##### Records shown

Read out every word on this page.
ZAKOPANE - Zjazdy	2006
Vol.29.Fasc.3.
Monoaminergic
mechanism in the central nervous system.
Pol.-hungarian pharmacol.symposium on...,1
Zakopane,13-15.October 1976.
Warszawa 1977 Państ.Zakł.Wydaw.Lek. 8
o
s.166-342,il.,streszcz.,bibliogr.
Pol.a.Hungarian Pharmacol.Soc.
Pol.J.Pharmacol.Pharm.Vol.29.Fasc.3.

##########

__What is needed__: Give back all the records exactly as they stand.

__Output for this task__:
Read out every word on this page.
ZAKOPANE - Zjazdy	2006
Vol.29.Fasc.3.
Monoaminergic
mechanism in the central nervous system.
Pol.-hungarian pharmacol.symposium on...,1
Zakopane,13-15.October 1976.
Warszawa 1977 Państ.Zakł.Wydaw.Lek. 8
o
s.166-342,il.,streszcz.,bibliogr.
Pol.a.Hungarian Pharmacol.Soc.
Pol.J.Pharmacol.Pharm.Vol.29.Fasc.3.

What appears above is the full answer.